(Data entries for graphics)

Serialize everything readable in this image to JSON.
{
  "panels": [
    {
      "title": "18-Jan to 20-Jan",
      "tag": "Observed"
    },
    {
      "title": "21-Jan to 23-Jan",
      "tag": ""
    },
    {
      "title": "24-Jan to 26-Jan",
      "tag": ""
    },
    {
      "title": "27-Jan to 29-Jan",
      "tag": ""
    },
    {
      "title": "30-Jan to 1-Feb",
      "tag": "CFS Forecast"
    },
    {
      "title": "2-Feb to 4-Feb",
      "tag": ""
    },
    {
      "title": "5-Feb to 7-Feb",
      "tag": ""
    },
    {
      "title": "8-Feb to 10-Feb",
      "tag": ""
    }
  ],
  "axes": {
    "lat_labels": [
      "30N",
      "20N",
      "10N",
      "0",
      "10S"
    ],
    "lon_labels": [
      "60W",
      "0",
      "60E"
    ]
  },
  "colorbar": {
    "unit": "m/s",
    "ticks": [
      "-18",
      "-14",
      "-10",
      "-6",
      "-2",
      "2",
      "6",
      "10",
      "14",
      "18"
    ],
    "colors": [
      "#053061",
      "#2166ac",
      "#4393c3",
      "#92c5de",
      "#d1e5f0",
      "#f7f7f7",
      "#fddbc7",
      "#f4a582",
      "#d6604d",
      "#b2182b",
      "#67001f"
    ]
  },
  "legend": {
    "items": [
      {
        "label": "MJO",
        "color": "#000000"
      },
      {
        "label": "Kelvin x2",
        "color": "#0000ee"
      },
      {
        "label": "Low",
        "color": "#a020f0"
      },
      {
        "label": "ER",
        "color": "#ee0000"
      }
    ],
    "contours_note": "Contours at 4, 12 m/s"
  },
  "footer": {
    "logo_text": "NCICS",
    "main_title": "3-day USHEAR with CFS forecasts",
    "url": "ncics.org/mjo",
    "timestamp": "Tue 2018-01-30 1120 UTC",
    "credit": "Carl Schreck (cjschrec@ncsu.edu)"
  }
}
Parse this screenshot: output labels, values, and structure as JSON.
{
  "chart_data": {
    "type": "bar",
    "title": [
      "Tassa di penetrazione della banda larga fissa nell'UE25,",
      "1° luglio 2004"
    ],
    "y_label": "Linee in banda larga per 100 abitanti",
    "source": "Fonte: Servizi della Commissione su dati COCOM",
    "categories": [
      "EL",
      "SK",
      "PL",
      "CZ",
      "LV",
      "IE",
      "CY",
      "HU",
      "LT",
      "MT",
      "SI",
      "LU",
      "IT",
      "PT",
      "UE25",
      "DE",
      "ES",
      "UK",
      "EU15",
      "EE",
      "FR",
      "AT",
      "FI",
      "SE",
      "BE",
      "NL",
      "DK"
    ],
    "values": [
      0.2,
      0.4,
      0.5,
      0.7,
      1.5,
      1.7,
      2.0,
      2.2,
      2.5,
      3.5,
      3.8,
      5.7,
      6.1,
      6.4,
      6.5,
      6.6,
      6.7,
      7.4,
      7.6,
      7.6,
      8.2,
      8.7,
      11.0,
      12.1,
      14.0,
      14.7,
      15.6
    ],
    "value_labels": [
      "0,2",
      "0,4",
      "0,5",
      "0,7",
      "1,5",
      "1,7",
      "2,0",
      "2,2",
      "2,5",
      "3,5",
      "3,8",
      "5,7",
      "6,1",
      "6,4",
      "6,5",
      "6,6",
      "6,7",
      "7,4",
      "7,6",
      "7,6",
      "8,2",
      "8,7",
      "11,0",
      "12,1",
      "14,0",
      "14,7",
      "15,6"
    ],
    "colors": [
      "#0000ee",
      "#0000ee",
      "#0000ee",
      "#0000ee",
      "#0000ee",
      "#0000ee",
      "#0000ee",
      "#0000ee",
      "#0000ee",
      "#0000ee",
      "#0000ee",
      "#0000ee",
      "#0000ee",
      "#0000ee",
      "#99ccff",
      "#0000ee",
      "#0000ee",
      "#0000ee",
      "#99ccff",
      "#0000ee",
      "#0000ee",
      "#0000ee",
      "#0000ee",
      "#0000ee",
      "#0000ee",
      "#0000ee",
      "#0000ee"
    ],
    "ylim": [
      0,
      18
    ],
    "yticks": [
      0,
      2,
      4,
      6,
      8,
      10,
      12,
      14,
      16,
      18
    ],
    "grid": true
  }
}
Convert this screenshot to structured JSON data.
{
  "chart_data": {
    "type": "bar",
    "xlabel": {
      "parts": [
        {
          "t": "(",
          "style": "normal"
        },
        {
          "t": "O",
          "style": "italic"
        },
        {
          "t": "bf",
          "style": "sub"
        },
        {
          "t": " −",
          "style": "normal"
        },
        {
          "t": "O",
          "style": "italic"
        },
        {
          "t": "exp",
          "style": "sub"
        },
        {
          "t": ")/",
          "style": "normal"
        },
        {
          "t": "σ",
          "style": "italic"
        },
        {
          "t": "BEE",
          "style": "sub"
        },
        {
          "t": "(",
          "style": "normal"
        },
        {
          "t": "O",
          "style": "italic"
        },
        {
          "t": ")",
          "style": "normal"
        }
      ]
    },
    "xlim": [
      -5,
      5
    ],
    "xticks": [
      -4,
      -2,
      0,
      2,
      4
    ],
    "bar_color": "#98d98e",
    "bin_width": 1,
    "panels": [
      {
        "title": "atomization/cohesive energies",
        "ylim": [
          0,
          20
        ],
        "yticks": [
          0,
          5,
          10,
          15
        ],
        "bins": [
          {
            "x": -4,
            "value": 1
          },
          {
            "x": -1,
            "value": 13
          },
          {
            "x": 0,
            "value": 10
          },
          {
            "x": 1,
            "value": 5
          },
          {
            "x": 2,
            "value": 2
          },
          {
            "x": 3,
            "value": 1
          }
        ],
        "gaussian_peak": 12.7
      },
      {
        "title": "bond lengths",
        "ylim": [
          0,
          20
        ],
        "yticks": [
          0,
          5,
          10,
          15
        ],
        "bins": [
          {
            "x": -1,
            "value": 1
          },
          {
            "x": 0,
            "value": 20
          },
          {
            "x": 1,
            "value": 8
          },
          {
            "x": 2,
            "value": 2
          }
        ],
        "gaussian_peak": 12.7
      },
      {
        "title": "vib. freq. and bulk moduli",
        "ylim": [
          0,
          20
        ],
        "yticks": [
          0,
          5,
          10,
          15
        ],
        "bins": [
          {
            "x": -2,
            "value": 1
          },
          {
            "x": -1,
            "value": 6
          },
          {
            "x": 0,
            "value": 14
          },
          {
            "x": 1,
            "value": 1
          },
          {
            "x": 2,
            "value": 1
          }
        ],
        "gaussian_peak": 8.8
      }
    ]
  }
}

* **Direction**:
Your task is to repeat each line of the material exactly.

* **In response**:
Serialize everything readable in this image to JSON.
{
  "panels": [
    {
      "title": "18-Jan to 20-Jan",
      "tag": "Observed"
    },
    {
      "title": "21-Jan to 23-Jan",
      "tag": ""
    },
    {
      "title": "24-Jan to 26-Jan",
      "tag": ""
    },
    {
      "title": "27-Jan to 29-Jan",
      "tag": ""
    },
    {
      "title": "30-Jan to 1-Feb",
      "tag": "CFS Forecast"
    },
    {
      "title": "2-Feb to 4-Feb",
      "tag": ""
    },
    {
      "title": "5-Feb to 7-Feb",
      "tag": ""
    },
    {
      "title": "8-Feb to 10-Feb",
      "tag": ""
    }
  ],
  "axes": {
    "lat_labels": [
      "30N",
      "20N",
      "10N",
      "0",
      "10S"
    ],
    "lon_labels": [
      "60W",
      "0",
      "60E"
    ]
  },
  "colorbar": {
    "unit": "m/s",
    "ticks": [
      "-18",
      "-14",
      "-10",
      "-6",
      "-2",
      "2",
      "6",
      "10",
      "14",
      "18"
    ],
    "colors": [
      "#053061",
      "#2166ac",
      "#4393c3",
      "#92c5de",
      "#d1e5f0",
      "#f7f7f7",
      "#fddbc7",
      "#f4a582",
      "#d6604d",
      "#b2182b",
      "#67001f"
    ]
  },
  "legend": {
    "items": [
      {
        "label": "MJO",
        "color": "#000000"
      },
      {
        "label": "Kelvin x2",
        "color": "#0000ee"
      },
      {
        "label": "Low",
        "color": "#a020f0"
      },
      {
        "label": "ER",
        "color": "#ee0000"
      }
    ],
    "contours_note": "Contours at 4, 12 m/s"
  },
  "footer": {
    "logo_text": "NCICS",
    "main_title": "3-day USHEAR with CFS forecasts",
    "url": "ncics.org/mjo",
    "timestamp": "Tue 2018-01-30 1120 UTC",
    "credit": "Carl Schreck (cjschrec@ncsu.edu)"
  }
}
Parse this screenshot: output labels, values, and structure as JSON.
{
  "chart_data": {
    "type": "bar",
    "title": [
      "Tassa di penetrazione della banda larga fissa nell'UE25,",
      "1° luglio 2004"
    ],
    "y_label": "Linee in banda larga per 100 abitanti",
    "source": "Fonte: Servizi della Commissione su dati COCOM",
    "categories": [
      "EL",
      "SK",
      "PL",
      "CZ",
      "LV",
      "IE",
      "CY",
      "HU",
      "LT",
      "MT",
      "SI",
      "LU",
      "IT",
      "PT",
      "UE25",
      "DE",
      "ES",
      "UK",
      "EU15",
      "EE",
      "FR",
      "AT",
      "FI",
      "SE",
      "BE",
      "NL",
      "DK"
    ],
    "values": [
      0.2,
      0.4,
      0.5,
      0.7,
      1.5,
      1.7,
      2.0,
      2.2,
      2.5,
      3.5,
      3.8,
      5.7,
      6.1,
      6.4,
      6.5,
      6.6,
      6.7,
      7.4,
      7.6,
      7.6,
      8.2,
      8.7,
      11.0,
      12.1,
      14.0,
      14.7,
      15.6
    ],
    "value_labels": [
      "0,2",
      "0,4",
      "0,5",
      "0,7",
      "1,5",
      "1,7",
      "2,0",
      "2,2",
      "2,5",
      "3,5",
      "3,8",
      "5,7",
      "6,1",
      "6,4",
      "6,5",
      "6,6",
      "6,7",
      "7,4",
      "7,6",
      "7,6",
      "8,2",
      "8,7",
      "11,0",
      "12,1",
      "14,0",
      "14,7",
      "15,6"
    ],
    "colors": [
      "#0000ee",
      "#0000ee",
      "#0000ee",
      "#0000ee",
      "#0000ee",
      "#0000ee",
      "#0000ee",
      "#0000ee",
      "#0000ee",
      "#0000ee",
      "#0000ee",
      "#0000ee",
      "#0000ee",
      "#0000ee",
      "#99ccff",
      "#0000ee",
      "#0000ee",
      "#0000ee",
      "#99ccff",
      "#0000ee",
      "#0000ee",
      "#0000ee",
      "#0000ee",
      "#0000ee",
      "#0000ee",
      "#0000ee",
      "#0000ee"
    ],
    "ylim": [
      0,
      18
    ],
    "yticks": [
      0,
      2,
      4,
      6,
      8,
      10,
      12,
      14,
      16,
      18
    ],
    "grid": true
  }
}
Convert this screenshot to structured JSON data.
{
  "chart_data": {
    "type": "bar",
    "xlabel": {
      "parts": [
        {
          "t": "(",
          "style": "normal"
        },
        {
          "t": "O",
          "style": "italic"
        },
        {
          "t": "bf",
          "style": "sub"
        },
        {
          "t": " −",
          "style": "normal"
        },
        {
          "t": "O",
          "style": "italic"
        },
        {
          "t": "exp",
          "style": "sub"
        },
        {
          "t": ")/",
          "style": "normal"
        },
        {
          "t": "σ",
          "style": "italic"
        },
        {
          "t": "BEE",
          "style": "sub"
        },
        {
          "t": "(",
          "style": "normal"
        },
        {
          "t": "O",
          "style": "italic"
        },
        {
          "t": ")",
          "style": "normal"
        }
      ]
    },
    "xlim": [
      -5,
      5
    ],
    "xticks": [
      -4,
      -2,
      0,
      2,
      4
    ],
    "bar_color": "#98d98e",
    "bin_width": 1,
    "panels": [
      {
        "title": "atomization/cohesive energies",
        "ylim": [
          0,
          20
        ],
        "yticks": [
          0,
          5,
          10,
          15
        ],
        "bins": [
          {
            "x": -4,
            "value": 1
          },
          {
            "x": -1,
            "value": 13
          },
          {
            "x": 0,
            "value": 10
          },
          {
            "x": 1,
            "value": 5
          },
          {
            "x": 2,
            "value": 2
          },
          {
            "x": 3,
            "value": 1
          }
        ],
        "gaussian_peak": 12.7
      },
      {
        "title": "bond lengths",
        "ylim": [
          0,
          20
        ],
        "yticks": [
          0,
          5,
          10,
          15
        ],
        "bins": [
          {
            "x": -1,
            "value": 1
          },
          {
            "x": 0,
            "value": 20
          },
          {
            "x": 1,
            "value": 8
          },
          {
            "x": 2,
            "value": 2
          }
        ],
        "gaussian_peak": 12.7
      },
      {
        "title": "vib. freq. and bulk moduli",
        "ylim": [
          0,
          20
        ],
        "yticks": [
          0,
          5,
          10,
          15
        ],
        "bins": [
          {
            "x": -2,
            "value": 1
          },
          {
            "x": -1,
            "value": 6
          },
          {
            "x": 0,
            "value": 14
          },
          {
            "x": 1,
            "value": 1
          },
          {
            "x": 2,
            "value": 1
          }
        ],
        "gaussian_peak": 8.8
      }
    ]
  }
}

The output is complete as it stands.